### Data extract
** START **
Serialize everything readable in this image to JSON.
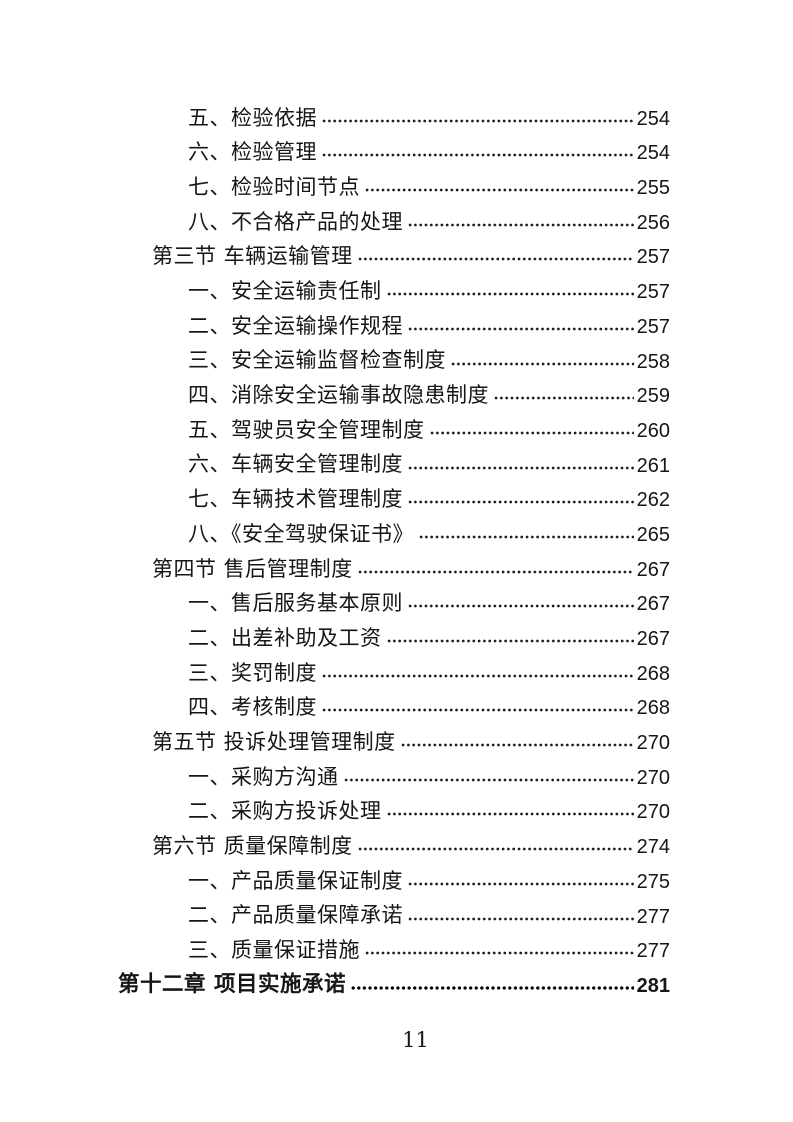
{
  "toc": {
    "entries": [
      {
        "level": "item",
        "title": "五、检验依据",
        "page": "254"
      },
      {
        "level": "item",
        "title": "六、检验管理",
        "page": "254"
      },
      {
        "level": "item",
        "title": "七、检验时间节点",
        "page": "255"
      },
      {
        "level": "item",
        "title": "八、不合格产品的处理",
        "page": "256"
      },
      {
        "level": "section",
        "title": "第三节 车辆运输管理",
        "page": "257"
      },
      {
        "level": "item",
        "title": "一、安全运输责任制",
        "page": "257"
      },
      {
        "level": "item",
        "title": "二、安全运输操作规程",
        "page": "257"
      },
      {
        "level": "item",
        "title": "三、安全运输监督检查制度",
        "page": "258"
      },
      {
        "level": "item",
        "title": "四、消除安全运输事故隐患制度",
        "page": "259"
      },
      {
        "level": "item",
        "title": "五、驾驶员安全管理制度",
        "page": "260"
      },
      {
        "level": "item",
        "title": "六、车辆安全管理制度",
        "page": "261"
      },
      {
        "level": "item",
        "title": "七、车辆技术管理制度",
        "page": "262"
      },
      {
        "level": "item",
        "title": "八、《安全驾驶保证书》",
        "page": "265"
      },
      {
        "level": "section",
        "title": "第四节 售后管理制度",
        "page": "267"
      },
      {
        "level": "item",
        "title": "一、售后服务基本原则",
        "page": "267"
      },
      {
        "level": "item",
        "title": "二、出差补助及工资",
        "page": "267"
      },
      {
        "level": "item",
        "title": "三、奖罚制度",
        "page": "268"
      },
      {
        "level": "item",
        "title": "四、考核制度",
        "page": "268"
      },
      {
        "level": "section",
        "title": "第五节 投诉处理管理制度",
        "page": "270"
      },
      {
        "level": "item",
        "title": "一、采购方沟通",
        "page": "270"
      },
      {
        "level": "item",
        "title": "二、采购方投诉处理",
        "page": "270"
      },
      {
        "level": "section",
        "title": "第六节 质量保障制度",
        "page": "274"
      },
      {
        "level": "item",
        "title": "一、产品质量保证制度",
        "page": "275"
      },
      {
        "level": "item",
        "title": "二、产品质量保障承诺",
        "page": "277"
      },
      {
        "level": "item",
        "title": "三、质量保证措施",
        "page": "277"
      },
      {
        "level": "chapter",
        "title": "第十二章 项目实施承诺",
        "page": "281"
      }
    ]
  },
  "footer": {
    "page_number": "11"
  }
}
** END **
** START **
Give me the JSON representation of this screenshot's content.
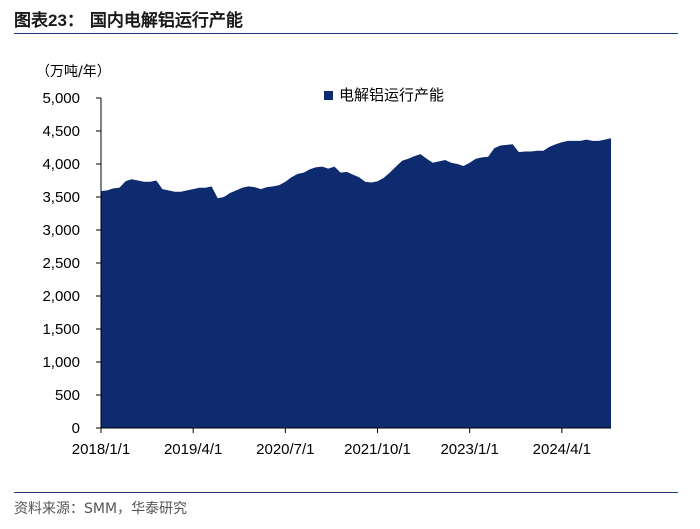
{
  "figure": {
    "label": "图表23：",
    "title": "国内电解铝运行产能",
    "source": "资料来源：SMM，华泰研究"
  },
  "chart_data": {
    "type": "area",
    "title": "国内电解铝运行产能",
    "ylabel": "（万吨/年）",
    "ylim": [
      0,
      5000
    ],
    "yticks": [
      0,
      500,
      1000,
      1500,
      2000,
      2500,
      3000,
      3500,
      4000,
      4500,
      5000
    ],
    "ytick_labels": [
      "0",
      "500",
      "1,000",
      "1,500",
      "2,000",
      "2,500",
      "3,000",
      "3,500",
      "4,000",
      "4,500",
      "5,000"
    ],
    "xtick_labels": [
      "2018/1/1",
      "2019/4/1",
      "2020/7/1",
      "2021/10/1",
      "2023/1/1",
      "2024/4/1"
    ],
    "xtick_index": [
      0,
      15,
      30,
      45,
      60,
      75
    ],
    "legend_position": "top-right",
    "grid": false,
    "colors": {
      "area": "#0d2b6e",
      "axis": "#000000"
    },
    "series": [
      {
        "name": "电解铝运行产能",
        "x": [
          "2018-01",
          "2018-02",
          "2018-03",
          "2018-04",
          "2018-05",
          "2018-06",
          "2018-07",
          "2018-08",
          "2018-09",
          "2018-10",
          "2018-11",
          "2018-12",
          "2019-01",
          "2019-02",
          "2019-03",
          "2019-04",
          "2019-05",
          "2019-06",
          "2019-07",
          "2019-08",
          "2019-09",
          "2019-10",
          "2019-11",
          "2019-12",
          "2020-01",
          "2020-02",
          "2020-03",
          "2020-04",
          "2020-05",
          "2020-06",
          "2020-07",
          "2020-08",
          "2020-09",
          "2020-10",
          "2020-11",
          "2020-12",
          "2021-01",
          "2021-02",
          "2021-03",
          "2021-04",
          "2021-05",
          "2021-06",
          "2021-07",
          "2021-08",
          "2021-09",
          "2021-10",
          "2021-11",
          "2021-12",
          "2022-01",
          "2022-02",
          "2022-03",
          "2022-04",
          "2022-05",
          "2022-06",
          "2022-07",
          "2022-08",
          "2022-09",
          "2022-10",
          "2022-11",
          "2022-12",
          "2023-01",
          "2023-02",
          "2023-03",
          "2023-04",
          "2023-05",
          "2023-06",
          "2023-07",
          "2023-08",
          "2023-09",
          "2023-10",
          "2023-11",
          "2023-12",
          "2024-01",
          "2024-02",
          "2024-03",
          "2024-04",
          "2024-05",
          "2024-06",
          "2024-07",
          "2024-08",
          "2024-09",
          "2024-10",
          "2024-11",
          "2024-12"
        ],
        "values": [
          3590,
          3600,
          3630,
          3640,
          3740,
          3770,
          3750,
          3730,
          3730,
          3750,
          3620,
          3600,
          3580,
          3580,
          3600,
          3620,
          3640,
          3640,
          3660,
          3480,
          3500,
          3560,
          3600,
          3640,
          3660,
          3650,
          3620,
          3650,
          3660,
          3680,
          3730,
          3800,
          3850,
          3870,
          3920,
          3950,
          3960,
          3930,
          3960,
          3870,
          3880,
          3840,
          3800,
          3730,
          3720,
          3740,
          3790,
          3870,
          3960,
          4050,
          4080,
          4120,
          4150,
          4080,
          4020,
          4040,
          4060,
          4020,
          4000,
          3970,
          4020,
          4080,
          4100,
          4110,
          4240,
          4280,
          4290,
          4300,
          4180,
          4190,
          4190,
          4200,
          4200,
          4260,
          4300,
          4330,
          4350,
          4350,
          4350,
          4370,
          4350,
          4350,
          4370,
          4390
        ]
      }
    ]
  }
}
** END **
### Short problem
How many of the lines in the listing above hold the word "this"? Report only that figure.

### Answer to the exercise
2